Work instructions | Show every line in the entries below where the word "rýhami" appears.

Records provided |

▼▼▼

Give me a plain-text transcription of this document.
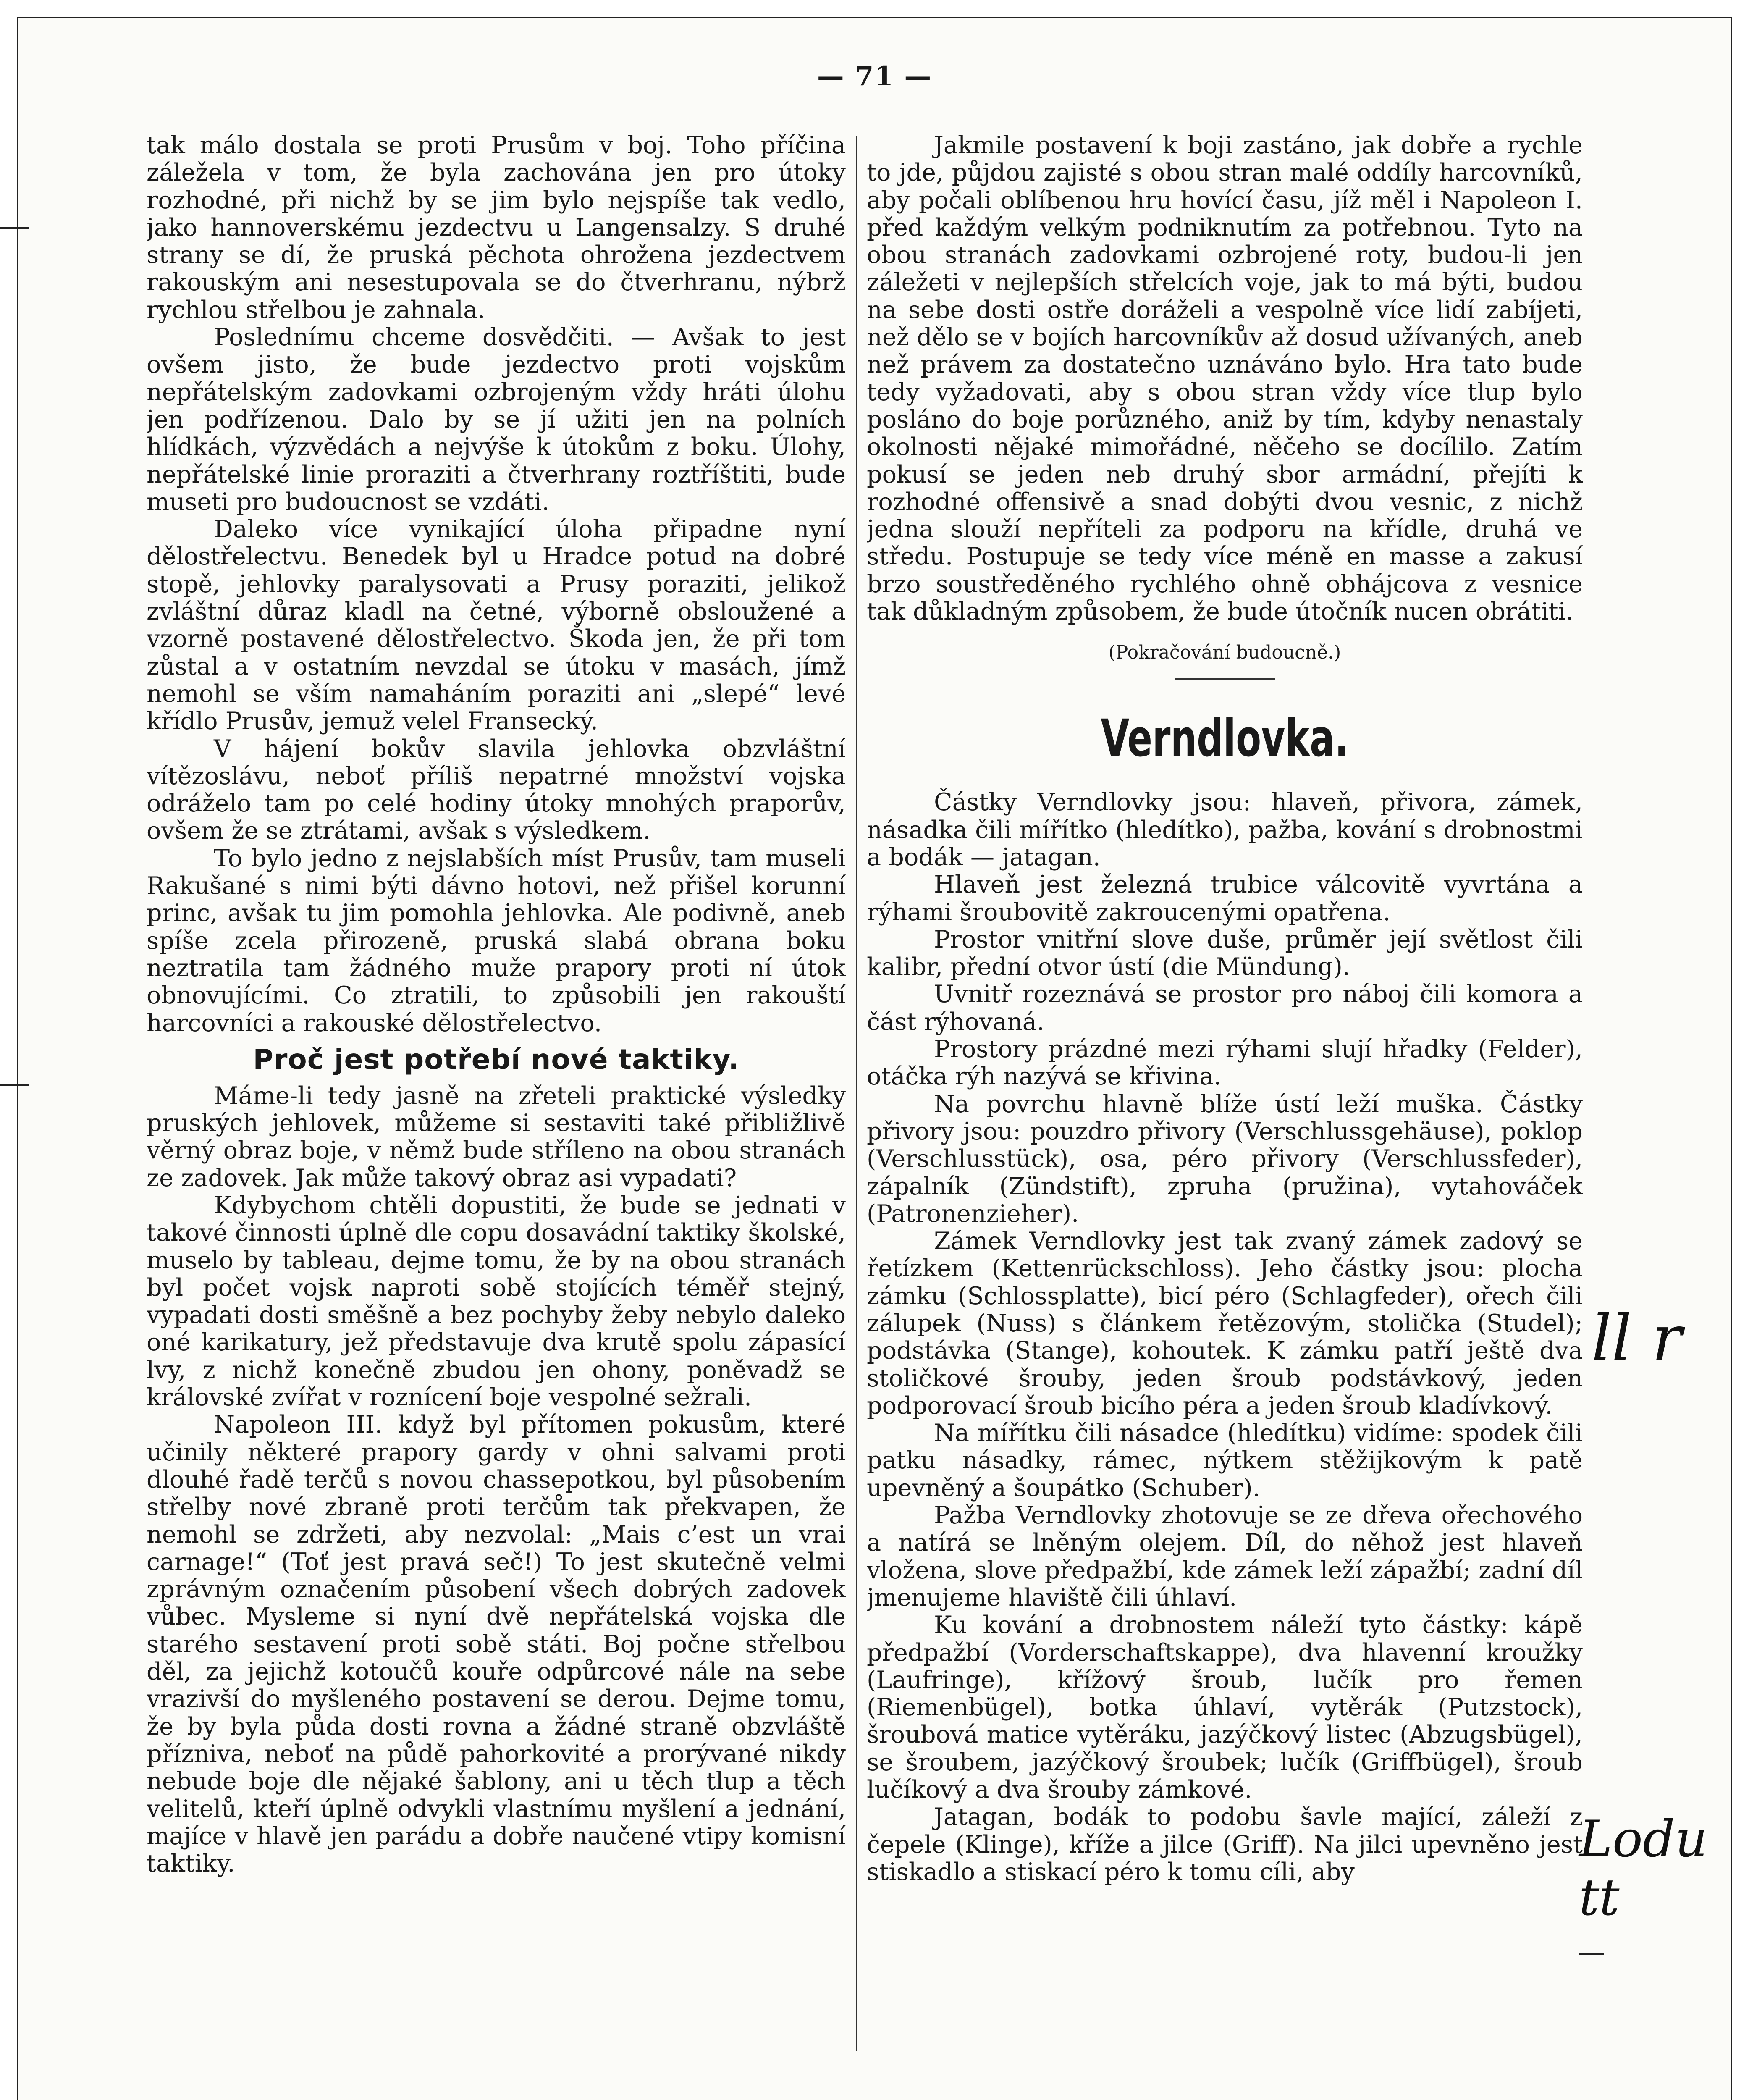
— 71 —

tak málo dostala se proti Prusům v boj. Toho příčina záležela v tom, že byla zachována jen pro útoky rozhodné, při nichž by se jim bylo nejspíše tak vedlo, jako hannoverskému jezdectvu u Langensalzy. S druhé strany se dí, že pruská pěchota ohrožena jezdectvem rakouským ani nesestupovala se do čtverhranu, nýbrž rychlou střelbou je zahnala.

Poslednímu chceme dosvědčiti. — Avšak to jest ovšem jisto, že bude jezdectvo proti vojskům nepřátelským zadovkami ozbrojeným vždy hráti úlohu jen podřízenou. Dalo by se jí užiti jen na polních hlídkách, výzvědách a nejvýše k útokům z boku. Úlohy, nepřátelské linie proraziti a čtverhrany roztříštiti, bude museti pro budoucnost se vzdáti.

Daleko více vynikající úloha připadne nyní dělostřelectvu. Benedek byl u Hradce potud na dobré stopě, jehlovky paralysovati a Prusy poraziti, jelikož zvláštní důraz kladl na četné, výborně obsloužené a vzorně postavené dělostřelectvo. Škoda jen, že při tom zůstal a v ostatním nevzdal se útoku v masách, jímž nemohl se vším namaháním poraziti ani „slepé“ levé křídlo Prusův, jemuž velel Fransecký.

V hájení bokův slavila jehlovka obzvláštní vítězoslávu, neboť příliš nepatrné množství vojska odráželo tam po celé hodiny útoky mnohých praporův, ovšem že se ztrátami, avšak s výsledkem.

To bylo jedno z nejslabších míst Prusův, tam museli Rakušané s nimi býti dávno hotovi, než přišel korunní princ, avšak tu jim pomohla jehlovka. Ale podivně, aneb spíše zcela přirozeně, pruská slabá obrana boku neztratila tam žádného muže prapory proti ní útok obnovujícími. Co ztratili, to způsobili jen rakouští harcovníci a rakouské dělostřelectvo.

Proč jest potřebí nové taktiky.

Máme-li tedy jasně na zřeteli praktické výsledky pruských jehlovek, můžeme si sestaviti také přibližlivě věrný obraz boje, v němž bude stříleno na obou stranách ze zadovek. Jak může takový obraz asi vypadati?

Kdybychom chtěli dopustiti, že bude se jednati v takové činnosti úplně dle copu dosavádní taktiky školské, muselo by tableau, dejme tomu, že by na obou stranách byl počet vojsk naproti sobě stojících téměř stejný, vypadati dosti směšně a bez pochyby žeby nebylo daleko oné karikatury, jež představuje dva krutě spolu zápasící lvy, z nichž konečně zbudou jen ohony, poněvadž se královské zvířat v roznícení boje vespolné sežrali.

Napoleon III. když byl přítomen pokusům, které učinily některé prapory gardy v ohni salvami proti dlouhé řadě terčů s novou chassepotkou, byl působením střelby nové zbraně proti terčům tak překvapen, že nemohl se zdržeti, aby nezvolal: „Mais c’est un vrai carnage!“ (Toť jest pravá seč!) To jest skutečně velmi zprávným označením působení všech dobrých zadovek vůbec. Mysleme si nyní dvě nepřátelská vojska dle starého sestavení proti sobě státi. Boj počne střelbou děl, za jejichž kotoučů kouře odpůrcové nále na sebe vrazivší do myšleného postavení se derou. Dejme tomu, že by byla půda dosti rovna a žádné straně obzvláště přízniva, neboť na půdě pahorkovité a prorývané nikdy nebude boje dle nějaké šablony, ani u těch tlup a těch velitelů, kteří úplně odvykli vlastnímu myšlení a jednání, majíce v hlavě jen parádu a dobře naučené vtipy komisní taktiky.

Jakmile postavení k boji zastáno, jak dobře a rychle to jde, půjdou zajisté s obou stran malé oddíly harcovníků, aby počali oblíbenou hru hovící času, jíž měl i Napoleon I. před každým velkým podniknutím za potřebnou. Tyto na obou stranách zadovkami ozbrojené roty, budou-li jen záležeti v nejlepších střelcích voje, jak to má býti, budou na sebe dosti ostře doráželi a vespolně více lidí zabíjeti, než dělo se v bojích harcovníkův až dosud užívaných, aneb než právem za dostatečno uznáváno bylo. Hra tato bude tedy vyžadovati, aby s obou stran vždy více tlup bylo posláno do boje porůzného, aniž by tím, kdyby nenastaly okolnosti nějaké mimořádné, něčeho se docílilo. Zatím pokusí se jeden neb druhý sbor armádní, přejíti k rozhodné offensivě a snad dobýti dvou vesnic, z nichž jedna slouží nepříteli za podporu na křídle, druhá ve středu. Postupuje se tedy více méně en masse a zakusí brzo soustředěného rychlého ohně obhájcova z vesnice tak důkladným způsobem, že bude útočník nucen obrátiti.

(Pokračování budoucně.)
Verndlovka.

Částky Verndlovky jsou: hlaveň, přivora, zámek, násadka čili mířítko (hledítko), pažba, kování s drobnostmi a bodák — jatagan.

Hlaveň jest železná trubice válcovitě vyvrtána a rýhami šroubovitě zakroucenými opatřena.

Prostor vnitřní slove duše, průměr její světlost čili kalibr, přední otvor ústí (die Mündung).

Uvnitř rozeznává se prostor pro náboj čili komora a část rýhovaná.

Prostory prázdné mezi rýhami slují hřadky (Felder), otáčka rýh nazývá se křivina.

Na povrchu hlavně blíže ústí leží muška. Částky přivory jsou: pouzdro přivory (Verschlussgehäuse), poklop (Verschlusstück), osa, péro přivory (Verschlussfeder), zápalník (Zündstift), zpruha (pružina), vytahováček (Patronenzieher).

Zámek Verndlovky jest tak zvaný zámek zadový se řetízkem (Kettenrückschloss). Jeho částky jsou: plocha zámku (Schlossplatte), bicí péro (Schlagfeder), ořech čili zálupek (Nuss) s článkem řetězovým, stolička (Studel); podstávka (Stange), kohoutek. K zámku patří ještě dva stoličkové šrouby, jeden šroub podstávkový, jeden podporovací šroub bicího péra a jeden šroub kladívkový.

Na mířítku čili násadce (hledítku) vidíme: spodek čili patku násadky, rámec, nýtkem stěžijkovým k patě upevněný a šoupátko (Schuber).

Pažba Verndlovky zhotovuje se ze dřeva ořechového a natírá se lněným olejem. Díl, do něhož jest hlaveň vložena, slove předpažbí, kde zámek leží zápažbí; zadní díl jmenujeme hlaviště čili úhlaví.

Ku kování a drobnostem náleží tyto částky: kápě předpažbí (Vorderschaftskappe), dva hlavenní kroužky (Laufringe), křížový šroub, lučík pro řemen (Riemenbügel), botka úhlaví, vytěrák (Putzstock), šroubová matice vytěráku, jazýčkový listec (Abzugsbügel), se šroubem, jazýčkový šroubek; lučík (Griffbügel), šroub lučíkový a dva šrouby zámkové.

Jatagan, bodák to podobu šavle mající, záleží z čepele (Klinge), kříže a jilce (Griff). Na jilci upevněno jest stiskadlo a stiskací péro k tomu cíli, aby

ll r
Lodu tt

▲▲▲
▼▼▼

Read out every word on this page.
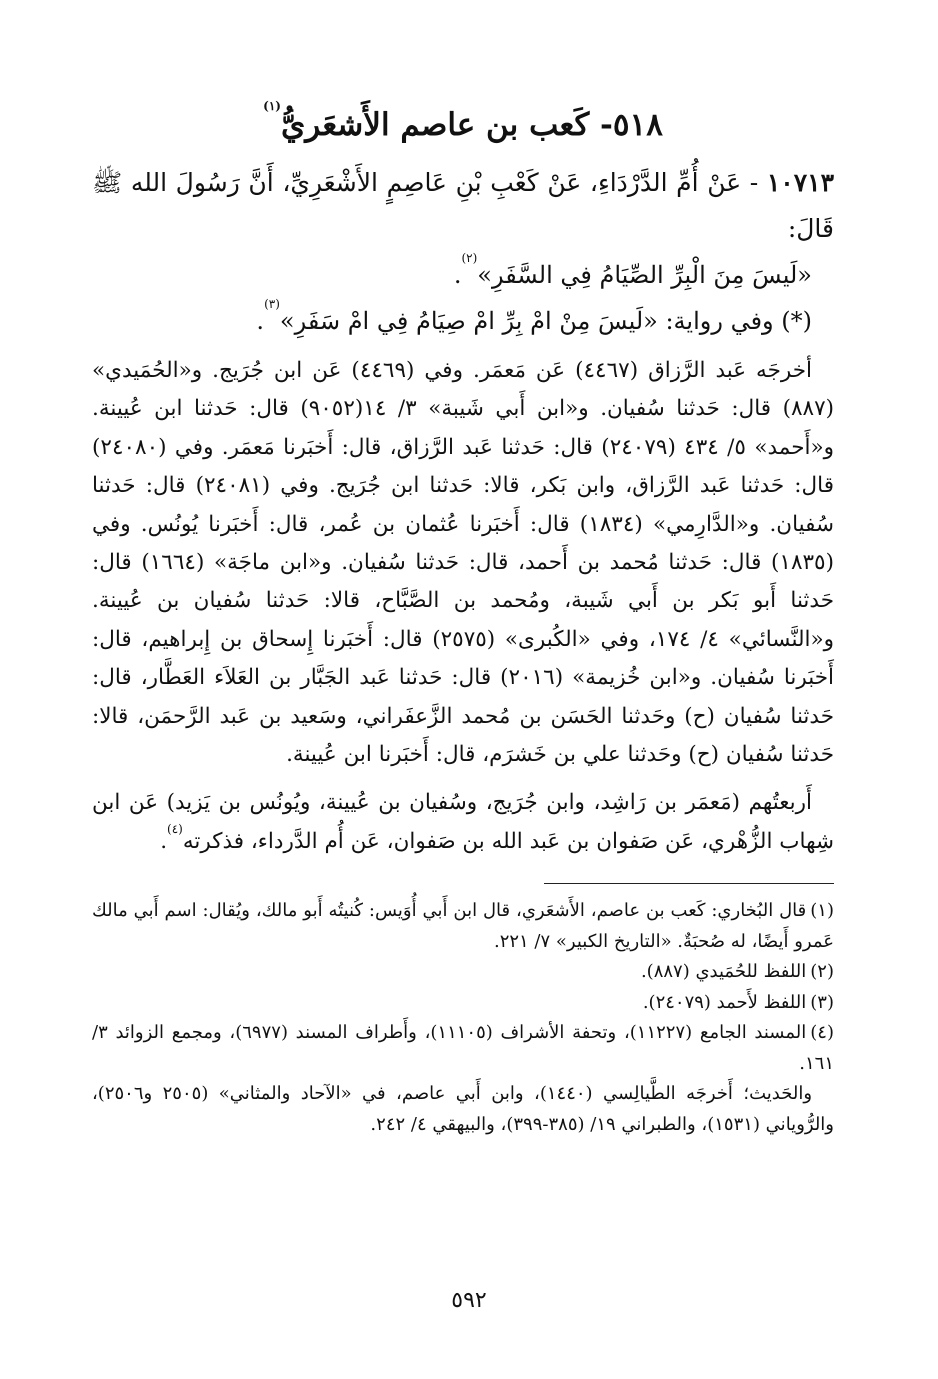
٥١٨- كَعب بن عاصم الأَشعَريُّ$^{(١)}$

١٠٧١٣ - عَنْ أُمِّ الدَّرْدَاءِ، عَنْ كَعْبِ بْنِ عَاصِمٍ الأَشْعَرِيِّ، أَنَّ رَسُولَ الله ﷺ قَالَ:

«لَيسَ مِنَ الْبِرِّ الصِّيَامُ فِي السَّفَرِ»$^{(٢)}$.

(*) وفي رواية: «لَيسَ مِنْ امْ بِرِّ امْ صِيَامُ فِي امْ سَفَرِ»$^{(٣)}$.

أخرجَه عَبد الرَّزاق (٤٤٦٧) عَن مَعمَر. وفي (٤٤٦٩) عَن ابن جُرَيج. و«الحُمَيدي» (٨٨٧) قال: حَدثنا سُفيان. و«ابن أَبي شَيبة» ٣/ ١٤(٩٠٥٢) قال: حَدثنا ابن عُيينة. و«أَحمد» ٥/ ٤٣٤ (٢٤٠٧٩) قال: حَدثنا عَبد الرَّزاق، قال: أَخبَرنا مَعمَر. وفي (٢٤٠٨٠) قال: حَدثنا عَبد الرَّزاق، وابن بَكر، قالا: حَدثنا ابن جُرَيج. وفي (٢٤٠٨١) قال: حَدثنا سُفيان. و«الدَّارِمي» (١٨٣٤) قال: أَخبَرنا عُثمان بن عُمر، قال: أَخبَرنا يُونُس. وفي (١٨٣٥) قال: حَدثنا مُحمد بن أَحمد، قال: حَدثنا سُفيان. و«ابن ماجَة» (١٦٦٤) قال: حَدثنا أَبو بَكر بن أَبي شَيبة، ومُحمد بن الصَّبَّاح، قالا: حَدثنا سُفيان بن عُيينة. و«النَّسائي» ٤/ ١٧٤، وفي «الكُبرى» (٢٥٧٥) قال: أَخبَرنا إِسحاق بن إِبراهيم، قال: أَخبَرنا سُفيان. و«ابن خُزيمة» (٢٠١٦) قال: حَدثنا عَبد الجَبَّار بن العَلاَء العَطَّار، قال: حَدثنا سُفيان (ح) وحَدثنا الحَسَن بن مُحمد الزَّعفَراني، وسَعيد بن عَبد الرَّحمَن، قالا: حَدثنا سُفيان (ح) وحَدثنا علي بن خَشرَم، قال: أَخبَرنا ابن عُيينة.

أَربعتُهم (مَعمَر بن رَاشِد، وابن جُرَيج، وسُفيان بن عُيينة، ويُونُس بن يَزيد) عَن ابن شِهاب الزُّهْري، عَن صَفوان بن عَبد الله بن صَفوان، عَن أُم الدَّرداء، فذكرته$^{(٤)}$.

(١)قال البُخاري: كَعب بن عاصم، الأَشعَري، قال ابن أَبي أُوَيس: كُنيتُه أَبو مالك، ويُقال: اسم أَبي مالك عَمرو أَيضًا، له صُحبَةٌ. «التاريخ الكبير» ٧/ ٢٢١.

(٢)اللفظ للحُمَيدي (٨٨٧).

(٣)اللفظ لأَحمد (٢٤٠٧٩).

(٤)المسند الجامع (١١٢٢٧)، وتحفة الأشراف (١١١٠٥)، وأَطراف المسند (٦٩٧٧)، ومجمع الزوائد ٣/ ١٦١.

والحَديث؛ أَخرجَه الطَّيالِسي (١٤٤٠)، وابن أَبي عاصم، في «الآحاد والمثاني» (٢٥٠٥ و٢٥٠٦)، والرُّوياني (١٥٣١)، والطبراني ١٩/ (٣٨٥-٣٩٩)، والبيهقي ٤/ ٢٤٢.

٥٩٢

▲▲▲

Right answer |
Hlaveň jest železná trubice válcovitě vyvrtána a rýhami šroubovitě zakroucenými opatřena.
Prostory prázdné mezi rýhami slují hřadky (Felder), otáčka rýh nazývá se křivina.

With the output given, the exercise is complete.